- Task requirements:
Retype each of the items below exactly as they appear, line for line.

- Data:
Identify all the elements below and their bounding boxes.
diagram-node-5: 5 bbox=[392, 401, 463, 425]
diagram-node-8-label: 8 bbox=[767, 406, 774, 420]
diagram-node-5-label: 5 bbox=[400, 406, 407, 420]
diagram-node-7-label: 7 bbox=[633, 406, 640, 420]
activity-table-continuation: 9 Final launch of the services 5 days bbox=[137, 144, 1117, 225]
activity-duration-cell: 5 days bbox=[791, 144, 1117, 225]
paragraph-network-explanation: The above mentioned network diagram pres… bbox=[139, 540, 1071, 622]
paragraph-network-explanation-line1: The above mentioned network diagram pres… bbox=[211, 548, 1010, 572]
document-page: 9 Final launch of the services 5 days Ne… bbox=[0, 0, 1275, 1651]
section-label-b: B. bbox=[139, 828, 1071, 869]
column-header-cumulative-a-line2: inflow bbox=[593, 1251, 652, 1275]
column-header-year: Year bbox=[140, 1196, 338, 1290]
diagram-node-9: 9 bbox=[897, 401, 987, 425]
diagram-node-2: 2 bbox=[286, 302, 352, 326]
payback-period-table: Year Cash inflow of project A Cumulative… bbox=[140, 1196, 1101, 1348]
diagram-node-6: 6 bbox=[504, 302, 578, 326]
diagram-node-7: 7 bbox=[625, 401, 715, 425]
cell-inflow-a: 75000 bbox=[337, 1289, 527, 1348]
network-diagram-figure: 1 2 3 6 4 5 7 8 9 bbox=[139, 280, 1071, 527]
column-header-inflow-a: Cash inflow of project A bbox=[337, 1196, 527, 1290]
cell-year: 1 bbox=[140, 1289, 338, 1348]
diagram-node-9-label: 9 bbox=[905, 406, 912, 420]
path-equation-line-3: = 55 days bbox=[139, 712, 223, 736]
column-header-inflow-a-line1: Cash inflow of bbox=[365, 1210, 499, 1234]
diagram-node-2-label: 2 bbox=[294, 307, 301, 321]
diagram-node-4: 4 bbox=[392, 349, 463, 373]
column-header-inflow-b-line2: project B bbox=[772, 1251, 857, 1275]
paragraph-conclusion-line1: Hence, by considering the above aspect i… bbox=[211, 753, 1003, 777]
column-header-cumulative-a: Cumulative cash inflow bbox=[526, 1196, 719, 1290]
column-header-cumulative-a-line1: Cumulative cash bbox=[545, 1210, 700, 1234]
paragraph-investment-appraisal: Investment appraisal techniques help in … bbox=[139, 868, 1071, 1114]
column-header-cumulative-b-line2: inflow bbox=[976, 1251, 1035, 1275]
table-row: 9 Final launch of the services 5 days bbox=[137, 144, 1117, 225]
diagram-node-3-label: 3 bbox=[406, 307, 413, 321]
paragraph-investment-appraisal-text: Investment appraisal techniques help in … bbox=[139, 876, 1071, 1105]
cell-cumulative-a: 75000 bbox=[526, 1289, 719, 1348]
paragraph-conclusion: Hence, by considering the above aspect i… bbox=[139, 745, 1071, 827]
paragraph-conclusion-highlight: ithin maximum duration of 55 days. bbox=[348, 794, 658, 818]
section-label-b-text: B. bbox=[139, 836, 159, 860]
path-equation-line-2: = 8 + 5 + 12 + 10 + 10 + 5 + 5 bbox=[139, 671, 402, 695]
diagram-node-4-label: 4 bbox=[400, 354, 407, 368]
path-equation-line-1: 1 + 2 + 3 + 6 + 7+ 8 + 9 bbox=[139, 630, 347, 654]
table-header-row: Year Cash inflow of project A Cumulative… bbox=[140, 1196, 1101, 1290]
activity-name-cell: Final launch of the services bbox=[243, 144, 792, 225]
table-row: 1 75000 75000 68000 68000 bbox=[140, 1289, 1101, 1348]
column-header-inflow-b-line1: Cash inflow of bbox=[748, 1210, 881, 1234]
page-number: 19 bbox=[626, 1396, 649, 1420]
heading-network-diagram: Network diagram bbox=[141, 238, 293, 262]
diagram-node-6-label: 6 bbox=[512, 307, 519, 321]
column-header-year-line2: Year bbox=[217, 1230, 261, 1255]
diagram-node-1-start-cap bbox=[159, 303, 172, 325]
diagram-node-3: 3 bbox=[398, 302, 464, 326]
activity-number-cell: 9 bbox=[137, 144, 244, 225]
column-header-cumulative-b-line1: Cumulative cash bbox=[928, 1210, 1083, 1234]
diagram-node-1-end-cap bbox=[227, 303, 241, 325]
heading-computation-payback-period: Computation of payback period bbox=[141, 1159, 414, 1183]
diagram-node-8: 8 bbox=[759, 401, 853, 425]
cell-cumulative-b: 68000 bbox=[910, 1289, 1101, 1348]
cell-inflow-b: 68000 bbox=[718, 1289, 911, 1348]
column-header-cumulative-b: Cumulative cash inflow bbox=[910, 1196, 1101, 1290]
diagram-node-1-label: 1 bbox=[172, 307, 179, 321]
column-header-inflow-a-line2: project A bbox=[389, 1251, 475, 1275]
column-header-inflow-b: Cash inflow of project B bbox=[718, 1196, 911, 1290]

- Exercise result:
Identify all the elements below and their bounding boxes.
diagram-node-5: 5 bbox=[392, 401, 463, 425]
diagram-node-8-label: 8 bbox=[767, 406, 774, 420]
diagram-node-5-label: 5 bbox=[400, 406, 407, 420]
diagram-node-7-label: 7 bbox=[633, 406, 640, 420]
activity-table-continuation: 9 Final launch of the services 5 days bbox=[137, 144, 1117, 225]
activity-duration-cell: 5 days bbox=[791, 144, 1117, 225]
paragraph-network-explanation: The above mentioned network diagram pres… bbox=[139, 540, 1071, 622]
paragraph-network-explanation-line1: The above mentioned network diagram pres… bbox=[211, 548, 1010, 572]
document-page: 9 Final launch of the services 5 days Ne… bbox=[0, 0, 1275, 1651]
section-label-b: B. bbox=[139, 828, 1071, 869]
column-header-cumulative-a-line2: inflow bbox=[593, 1251, 652, 1275]
column-header-year: Year bbox=[140, 1196, 338, 1290]
diagram-node-9: 9 bbox=[897, 401, 987, 425]
diagram-node-2: 2 bbox=[286, 302, 352, 326]
payback-period-table: Year Cash inflow of project A Cumulative… bbox=[140, 1196, 1101, 1348]
diagram-node-6: 6 bbox=[504, 302, 578, 326]
diagram-node-7: 7 bbox=[625, 401, 715, 425]
cell-inflow-a: 75000 bbox=[337, 1289, 527, 1348]
network-diagram-figure: 1 2 3 6 4 5 7 8 9 bbox=[139, 280, 1071, 527]
column-header-inflow-a: Cash inflow of project A bbox=[337, 1196, 527, 1290]
cell-year: 1 bbox=[140, 1289, 338, 1348]
diagram-node-9-label: 9 bbox=[905, 406, 912, 420]
path-equation-line-3: = 55 days bbox=[139, 712, 223, 736]
column-header-inflow-a-line1: Cash inflow of bbox=[365, 1210, 499, 1234]
diagram-node-2-label: 2 bbox=[294, 307, 301, 321]
diagram-node-4: 4 bbox=[392, 349, 463, 373]
column-header-inflow-b-line2: project B bbox=[772, 1251, 857, 1275]
paragraph-conclusion-line1: Hence, by considering the above aspect i… bbox=[211, 753, 1003, 777]
column-header-cumulative-a: Cumulative cash inflow bbox=[526, 1196, 719, 1290]
column-header-cumulative-a-line1: Cumulative cash bbox=[545, 1210, 700, 1234]
paragraph-investment-appraisal: Investment appraisal techniques help in … bbox=[139, 868, 1071, 1114]
column-header-cumulative-b-line2: inflow bbox=[976, 1251, 1035, 1275]
table-row: 9 Final launch of the services 5 days bbox=[137, 144, 1117, 225]
diagram-node-3-label: 3 bbox=[406, 307, 413, 321]
paragraph-investment-appraisal-text: Investment appraisal techniques help in … bbox=[139, 876, 1071, 1105]
cell-cumulative-a: 75000 bbox=[526, 1289, 719, 1348]
paragraph-conclusion: Hence, by considering the above aspect i… bbox=[139, 745, 1071, 827]
paragraph-conclusion-highlight: ithin maximum duration of 55 days. bbox=[348, 794, 658, 818]
section-label-b-text: B. bbox=[139, 836, 159, 860]
path-equation-line-2: = 8 + 5 + 12 + 10 + 10 + 5 + 5 bbox=[139, 671, 402, 695]
diagram-node-4-label: 4 bbox=[400, 354, 407, 368]
path-equation-line-1: 1 + 2 + 3 + 6 + 7+ 8 + 9 bbox=[139, 630, 347, 654]
table-header-row: Year Cash inflow of project A Cumulative… bbox=[140, 1196, 1101, 1290]
activity-name-cell: Final launch of the services bbox=[243, 144, 792, 225]
table-row: 1 75000 75000 68000 68000 bbox=[140, 1289, 1101, 1348]
column-header-inflow-b-line1: Cash inflow of bbox=[748, 1210, 881, 1234]
page-number: 19 bbox=[626, 1396, 649, 1420]
heading-network-diagram: Network diagram bbox=[141, 238, 293, 262]
diagram-node-6-label: 6 bbox=[512, 307, 519, 321]
column-header-year-line2: Year bbox=[217, 1230, 261, 1255]
diagram-node-1-start-cap bbox=[159, 303, 172, 325]
diagram-node-3: 3 bbox=[398, 302, 464, 326]
activity-number-cell: 9 bbox=[137, 144, 244, 225]
column-header-cumulative-b-line1: Cumulative cash bbox=[928, 1210, 1083, 1234]
diagram-node-1-end-cap bbox=[227, 303, 241, 325]
heading-computation-payback-period: Computation of payback period bbox=[141, 1159, 414, 1183]
diagram-node-8: 8 bbox=[759, 401, 853, 425]
cell-cumulative-b: 68000 bbox=[910, 1289, 1101, 1348]
cell-inflow-b: 68000 bbox=[718, 1289, 911, 1348]
column-header-cumulative-b: Cumulative cash inflow bbox=[910, 1196, 1101, 1290]
diagram-node-1-label: 1 bbox=[172, 307, 179, 321]
column-header-inflow-a-line2: project A bbox=[389, 1251, 475, 1275]
column-header-inflow-b: Cash inflow of project B bbox=[718, 1196, 911, 1290]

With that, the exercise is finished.